-- begin Given entries --
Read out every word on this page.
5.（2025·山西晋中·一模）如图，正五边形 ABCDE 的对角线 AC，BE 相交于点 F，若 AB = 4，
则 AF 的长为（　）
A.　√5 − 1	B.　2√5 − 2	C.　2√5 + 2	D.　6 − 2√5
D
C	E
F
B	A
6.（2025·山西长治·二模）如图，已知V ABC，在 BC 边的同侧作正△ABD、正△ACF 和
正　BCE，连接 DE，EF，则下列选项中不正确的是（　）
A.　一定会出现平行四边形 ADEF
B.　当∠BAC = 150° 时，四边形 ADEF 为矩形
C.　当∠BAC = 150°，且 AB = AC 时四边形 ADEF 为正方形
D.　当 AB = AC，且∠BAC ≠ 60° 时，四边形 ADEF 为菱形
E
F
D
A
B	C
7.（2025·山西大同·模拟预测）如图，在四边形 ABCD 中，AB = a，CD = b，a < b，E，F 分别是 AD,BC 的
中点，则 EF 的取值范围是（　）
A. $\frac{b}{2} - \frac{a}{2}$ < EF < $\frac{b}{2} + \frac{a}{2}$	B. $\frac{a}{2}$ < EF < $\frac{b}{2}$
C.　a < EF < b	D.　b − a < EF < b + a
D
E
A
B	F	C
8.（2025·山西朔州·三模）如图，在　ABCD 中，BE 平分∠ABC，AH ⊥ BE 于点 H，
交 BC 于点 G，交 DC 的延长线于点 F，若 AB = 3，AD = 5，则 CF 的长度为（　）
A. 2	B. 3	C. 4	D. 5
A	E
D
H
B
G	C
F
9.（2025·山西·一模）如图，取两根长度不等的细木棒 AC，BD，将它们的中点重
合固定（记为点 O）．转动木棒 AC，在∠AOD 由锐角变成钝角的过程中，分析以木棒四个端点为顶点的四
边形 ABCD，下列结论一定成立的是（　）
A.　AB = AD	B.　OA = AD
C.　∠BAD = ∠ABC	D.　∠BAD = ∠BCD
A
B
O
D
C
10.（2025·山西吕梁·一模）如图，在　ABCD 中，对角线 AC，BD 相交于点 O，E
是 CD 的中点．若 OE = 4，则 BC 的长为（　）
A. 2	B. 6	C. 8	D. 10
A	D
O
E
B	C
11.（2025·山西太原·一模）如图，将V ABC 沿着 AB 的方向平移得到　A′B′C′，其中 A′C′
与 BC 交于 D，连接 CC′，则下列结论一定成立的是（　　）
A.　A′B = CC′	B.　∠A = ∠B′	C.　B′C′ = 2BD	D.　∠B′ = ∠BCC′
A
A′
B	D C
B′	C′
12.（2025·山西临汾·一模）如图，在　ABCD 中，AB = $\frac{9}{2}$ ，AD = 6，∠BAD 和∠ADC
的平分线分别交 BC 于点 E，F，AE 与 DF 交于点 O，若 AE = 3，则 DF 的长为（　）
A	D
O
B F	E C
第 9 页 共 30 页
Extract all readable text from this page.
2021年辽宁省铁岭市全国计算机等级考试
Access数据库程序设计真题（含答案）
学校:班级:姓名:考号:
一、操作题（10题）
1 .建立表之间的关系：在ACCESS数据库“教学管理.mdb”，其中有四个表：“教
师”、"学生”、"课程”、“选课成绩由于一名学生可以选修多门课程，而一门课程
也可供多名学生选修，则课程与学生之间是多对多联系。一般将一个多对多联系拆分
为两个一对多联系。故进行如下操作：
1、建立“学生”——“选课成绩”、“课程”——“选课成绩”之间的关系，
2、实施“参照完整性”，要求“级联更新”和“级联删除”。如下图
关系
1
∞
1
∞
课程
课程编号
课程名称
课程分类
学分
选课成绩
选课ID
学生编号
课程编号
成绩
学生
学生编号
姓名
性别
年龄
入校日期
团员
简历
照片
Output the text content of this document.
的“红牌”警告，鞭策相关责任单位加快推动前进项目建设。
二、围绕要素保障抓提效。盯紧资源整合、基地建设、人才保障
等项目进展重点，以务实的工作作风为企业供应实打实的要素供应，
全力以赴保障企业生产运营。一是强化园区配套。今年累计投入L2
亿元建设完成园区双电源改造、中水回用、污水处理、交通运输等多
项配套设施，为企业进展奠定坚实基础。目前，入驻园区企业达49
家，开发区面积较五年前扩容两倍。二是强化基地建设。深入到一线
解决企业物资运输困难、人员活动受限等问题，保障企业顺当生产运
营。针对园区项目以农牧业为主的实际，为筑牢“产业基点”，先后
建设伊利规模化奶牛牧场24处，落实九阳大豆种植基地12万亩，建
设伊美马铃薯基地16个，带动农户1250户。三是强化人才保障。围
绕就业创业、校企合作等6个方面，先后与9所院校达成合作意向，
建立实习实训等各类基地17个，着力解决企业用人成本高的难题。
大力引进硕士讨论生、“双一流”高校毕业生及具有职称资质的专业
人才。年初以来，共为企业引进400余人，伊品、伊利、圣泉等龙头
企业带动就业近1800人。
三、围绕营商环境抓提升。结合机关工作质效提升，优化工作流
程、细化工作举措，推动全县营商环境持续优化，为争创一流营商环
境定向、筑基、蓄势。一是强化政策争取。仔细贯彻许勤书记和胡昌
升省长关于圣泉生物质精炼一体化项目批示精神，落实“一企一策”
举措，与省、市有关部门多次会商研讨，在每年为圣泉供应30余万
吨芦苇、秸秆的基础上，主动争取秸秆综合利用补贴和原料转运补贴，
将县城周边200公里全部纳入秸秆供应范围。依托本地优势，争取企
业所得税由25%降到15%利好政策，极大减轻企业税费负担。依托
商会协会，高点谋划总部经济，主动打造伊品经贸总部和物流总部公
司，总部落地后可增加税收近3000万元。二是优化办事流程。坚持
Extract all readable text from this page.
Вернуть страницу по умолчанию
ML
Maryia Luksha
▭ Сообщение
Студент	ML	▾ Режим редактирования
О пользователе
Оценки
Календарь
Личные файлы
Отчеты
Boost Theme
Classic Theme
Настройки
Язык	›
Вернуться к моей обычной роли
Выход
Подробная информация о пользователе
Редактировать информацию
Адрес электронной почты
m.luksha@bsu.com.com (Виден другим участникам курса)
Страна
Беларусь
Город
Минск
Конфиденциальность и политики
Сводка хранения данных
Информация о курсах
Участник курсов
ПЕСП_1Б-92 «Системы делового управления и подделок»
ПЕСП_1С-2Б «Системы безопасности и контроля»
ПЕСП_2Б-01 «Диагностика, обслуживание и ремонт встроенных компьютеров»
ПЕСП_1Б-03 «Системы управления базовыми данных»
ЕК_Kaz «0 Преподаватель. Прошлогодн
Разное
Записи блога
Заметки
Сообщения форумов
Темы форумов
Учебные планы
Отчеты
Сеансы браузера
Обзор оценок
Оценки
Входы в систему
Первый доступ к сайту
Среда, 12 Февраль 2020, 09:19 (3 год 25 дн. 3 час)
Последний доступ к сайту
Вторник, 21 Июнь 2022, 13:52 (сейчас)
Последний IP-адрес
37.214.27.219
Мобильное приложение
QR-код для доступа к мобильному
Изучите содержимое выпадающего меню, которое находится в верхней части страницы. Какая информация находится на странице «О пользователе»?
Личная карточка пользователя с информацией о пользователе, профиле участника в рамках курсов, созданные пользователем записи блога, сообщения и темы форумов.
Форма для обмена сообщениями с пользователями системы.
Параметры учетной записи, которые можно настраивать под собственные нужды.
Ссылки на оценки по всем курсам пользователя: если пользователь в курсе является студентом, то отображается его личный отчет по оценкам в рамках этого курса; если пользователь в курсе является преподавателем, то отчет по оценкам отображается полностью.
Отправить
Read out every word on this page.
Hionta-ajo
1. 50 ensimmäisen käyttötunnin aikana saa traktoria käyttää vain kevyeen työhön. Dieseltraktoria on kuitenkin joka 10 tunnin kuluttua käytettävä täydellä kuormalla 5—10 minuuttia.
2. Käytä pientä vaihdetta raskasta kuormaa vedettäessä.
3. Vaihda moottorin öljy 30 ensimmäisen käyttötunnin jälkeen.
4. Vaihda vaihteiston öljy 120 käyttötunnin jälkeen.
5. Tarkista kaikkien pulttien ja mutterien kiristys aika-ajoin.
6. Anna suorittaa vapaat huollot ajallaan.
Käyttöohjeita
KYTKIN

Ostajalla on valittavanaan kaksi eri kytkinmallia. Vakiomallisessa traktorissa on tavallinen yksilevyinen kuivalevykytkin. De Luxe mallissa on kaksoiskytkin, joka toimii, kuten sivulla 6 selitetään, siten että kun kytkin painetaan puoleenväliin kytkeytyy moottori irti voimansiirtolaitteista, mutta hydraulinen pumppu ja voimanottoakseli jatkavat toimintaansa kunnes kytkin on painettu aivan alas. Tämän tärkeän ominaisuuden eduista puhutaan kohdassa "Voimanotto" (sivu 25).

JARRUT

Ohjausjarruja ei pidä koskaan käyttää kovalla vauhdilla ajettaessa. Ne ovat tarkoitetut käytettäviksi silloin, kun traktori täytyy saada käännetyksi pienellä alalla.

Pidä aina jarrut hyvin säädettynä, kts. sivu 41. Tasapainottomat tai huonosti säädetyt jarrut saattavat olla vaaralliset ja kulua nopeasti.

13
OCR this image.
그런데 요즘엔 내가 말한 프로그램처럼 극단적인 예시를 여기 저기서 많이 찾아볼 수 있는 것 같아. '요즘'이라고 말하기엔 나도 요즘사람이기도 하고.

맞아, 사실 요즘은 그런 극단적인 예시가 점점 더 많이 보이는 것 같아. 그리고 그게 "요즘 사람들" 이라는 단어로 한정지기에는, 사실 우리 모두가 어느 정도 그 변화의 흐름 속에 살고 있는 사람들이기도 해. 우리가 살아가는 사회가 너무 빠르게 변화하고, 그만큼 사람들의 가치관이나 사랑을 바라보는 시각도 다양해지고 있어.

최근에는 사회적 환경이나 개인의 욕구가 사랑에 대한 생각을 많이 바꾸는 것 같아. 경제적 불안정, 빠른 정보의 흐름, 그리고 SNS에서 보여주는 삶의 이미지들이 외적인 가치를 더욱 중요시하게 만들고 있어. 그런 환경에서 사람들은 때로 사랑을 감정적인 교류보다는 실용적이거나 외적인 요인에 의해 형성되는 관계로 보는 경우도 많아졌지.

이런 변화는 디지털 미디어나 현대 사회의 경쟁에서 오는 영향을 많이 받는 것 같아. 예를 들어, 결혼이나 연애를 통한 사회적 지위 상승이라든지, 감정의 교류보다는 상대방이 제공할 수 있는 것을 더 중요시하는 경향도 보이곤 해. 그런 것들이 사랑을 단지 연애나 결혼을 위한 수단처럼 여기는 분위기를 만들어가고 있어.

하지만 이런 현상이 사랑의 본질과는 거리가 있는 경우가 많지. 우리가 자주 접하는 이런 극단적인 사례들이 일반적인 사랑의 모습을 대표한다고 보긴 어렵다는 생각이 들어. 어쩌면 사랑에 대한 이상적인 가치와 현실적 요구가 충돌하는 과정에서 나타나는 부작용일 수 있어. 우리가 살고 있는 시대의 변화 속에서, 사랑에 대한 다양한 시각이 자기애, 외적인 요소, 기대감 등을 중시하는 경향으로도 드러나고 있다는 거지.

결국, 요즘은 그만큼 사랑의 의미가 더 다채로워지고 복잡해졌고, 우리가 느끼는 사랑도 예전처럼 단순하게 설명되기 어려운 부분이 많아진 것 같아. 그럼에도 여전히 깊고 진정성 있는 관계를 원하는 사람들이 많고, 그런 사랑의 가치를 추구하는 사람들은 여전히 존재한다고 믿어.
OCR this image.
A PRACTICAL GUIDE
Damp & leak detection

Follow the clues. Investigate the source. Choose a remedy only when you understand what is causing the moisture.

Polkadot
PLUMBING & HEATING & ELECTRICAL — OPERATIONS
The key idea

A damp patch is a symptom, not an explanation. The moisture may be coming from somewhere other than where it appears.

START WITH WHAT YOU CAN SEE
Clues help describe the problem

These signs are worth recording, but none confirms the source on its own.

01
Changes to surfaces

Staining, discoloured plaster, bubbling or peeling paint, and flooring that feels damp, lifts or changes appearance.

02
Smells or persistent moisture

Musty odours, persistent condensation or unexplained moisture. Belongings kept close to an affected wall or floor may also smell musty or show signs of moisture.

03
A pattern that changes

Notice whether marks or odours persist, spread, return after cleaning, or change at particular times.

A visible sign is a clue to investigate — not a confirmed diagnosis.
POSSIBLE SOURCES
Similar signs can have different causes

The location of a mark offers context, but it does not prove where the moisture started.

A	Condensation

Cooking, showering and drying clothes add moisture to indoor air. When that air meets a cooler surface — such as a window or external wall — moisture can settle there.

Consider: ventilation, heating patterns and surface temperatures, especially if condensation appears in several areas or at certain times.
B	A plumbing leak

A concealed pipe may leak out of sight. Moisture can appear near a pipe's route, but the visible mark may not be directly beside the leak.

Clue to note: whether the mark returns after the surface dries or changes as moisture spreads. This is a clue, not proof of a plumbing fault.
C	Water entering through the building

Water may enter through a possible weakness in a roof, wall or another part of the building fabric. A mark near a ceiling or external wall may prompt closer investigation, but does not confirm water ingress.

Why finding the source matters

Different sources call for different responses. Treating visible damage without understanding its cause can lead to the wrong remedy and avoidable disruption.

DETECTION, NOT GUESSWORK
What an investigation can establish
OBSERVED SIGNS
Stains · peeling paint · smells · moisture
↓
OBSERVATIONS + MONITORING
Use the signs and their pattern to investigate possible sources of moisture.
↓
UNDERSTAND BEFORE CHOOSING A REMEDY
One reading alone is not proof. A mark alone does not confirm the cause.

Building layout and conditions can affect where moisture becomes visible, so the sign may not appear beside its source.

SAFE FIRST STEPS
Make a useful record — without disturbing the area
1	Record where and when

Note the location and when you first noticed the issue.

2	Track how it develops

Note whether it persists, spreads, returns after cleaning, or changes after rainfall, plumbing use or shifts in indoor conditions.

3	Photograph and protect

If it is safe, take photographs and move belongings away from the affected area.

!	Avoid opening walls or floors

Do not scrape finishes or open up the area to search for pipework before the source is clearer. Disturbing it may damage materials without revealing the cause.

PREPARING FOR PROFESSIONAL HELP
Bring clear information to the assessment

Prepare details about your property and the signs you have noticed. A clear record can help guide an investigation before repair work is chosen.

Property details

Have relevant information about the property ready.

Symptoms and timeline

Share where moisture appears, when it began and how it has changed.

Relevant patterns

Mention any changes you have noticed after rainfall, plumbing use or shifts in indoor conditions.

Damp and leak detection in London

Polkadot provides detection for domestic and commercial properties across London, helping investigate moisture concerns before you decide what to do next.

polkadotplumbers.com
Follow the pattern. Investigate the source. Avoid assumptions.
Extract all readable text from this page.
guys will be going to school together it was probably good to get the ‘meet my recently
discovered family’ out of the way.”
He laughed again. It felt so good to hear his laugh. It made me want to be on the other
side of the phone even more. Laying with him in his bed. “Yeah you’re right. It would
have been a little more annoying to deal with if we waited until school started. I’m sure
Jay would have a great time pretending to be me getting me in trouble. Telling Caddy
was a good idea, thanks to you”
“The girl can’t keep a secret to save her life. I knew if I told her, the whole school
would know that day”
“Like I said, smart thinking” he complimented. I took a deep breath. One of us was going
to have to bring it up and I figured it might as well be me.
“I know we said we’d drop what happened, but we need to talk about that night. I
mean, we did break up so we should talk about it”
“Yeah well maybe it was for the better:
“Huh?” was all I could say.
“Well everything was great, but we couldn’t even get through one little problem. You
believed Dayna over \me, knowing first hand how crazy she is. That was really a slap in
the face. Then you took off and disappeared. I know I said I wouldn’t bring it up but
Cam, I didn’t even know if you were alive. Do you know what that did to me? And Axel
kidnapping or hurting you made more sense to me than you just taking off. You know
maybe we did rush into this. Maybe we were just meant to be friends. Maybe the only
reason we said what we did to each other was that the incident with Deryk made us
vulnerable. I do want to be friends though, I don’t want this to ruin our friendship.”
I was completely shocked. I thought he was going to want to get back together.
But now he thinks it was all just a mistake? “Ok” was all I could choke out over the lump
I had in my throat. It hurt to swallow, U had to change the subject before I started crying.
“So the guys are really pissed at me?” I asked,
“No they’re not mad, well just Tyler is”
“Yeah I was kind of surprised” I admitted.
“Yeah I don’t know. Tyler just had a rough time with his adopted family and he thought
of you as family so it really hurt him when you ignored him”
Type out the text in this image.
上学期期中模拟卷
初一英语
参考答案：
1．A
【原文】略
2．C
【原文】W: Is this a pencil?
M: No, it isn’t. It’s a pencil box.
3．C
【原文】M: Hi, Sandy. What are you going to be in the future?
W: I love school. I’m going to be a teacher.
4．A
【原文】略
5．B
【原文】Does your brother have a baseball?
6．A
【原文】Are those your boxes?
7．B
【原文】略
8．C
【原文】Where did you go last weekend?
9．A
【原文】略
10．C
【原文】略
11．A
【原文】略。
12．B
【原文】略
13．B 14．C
-- end Given entries --
(Do this): Report only the count of lines that include the string "пользователе".

(Solution to the problem): 4